- Written instruction -
Please give the entries again in full and exactly, without any picture.

-- Begin Data to process --

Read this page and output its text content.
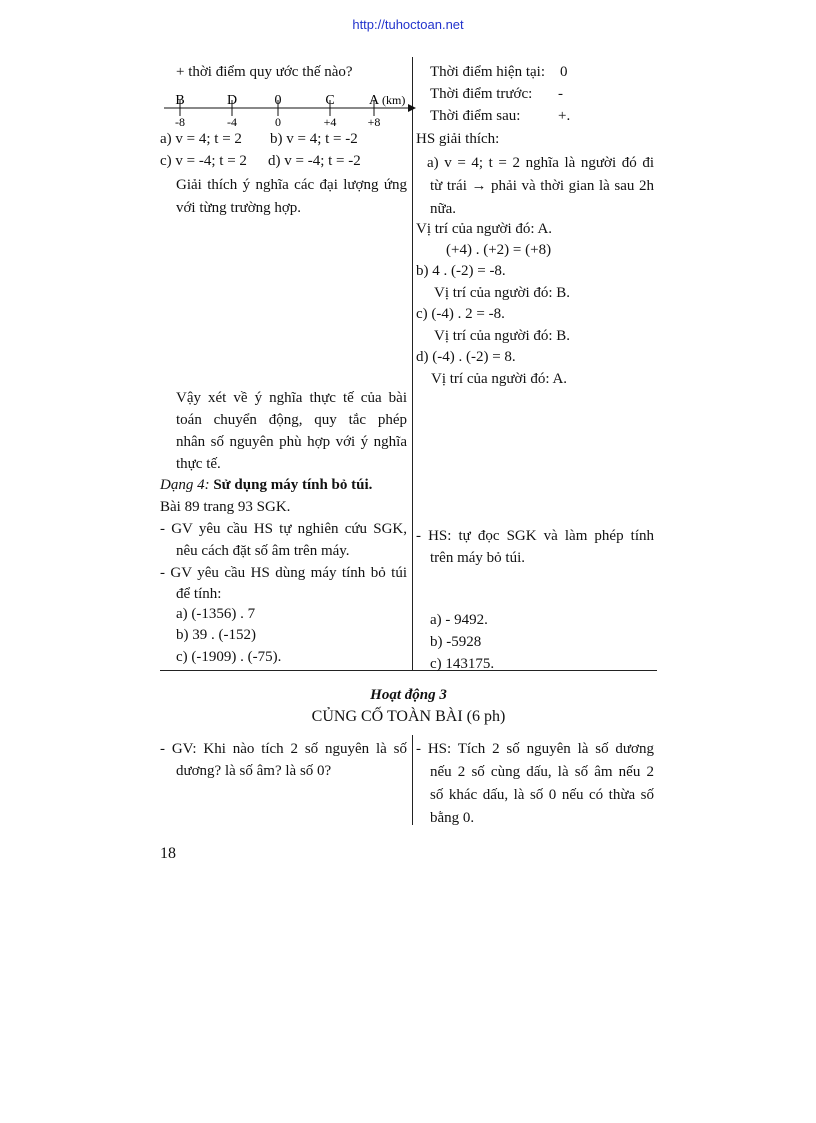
http://tuhoctoan.net
+ thời điểm quy ước thế nào?
B
-8
D
-4
0
0
C
+4
A
+8
(km)
a) v = 4; t = 2 b) v = 4; t = -2
c) v = -4; t = 2 d) v = -4; t = -2
Giải thích ý nghĩa các đại lượng ứng
với từng trường hợp.
Thời điểm hiện tại: 0
Thời điểm trước: -
Thời điểm sau:	+.
HS giải thích:
a) v = 4; t = 2 nghĩa là người đó đi
từ trái → phải và thời gian là sau 2h
nữa.
Vị trí của người đó: A.
(+4) . (+2) = (+8)
b) 4 . (-2) = -8.
Vị trí của người đó: B.
c) (-4) . 2 = -8.
Vị trí của người đó: B.
d) (-4) . (-2) = 8.
Vị trí của người đó: A.
Vậy xét về ý nghĩa thực tế của bài
toán chuyển động, quy tắc phép
nhân số nguyên phù hợp với ý nghĩa
thực tế.
Dạng 4: Sử dụng máy tính bỏ túi.
Bài 89 trang 93 SGK.
- GV yêu cầu HS tự nghiên cứu SGK,
nêu cách đặt số âm trên máy.
- GV yêu cầu HS dùng máy tính bỏ túi
để tính:
a) (-1356) . 7
b) 39 . (-152)
c) (-1909) . (-75).
- HS: tự đọc SGK và làm phép tính
trên máy bỏ túi.
a) - 9492.
b) -5928
c) 143175.
Hoạt động 3
CỦNG CỐ TOÀN BÀI (6 ph)
- GV: Khi nào tích 2 số nguyên là số
dương? là số âm? là số 0?
- HS: Tích 2 số nguyên là số dương
nếu 2 số cùng dấu, là số âm nếu 2
số khác dấu, là số 0 nếu có thừa số
bằng 0.
18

-- End Data to process --

- The completed task -
Read this page and output its text content.
http://tuhoctoan.net
+ thời điểm quy ước thế nào?
B
-8
D
-4
0
0
C
+4
A
+8
(km)
a) v = 4; t = 2 b) v = 4; t = -2
c) v = -4; t = 2 d) v = -4; t = -2
Giải thích ý nghĩa các đại lượng ứng
với từng trường hợp.
Thời điểm hiện tại: 0
Thời điểm trước: -
Thời điểm sau:	+.
HS giải thích:
a) v = 4; t = 2 nghĩa là người đó đi
từ trái → phải và thời gian là sau 2h
nữa.
Vị trí của người đó: A.
(+4) . (+2) = (+8)
b) 4 . (-2) = -8.
Vị trí của người đó: B.
c) (-4) . 2 = -8.
Vị trí của người đó: B.
d) (-4) . (-2) = 8.
Vị trí của người đó: A.
Vậy xét về ý nghĩa thực tế của bài
toán chuyển động, quy tắc phép
nhân số nguyên phù hợp với ý nghĩa
thực tế.
Dạng 4: Sử dụng máy tính bỏ túi.
Bài 89 trang 93 SGK.
- GV yêu cầu HS tự nghiên cứu SGK,
nêu cách đặt số âm trên máy.
- GV yêu cầu HS dùng máy tính bỏ túi
để tính:
a) (-1356) . 7
b) 39 . (-152)
c) (-1909) . (-75).
- HS: tự đọc SGK và làm phép tính
trên máy bỏ túi.
a) - 9492.
b) -5928
c) 143175.
Hoạt động 3
CỦNG CỐ TOÀN BÀI (6 ph)
- GV: Khi nào tích 2 số nguyên là số
dương? là số âm? là số 0?
- HS: Tích 2 số nguyên là số dương
nếu 2 số cùng dấu, là số âm nếu 2
số khác dấu, là số 0 nếu có thừa số
bằng 0.
18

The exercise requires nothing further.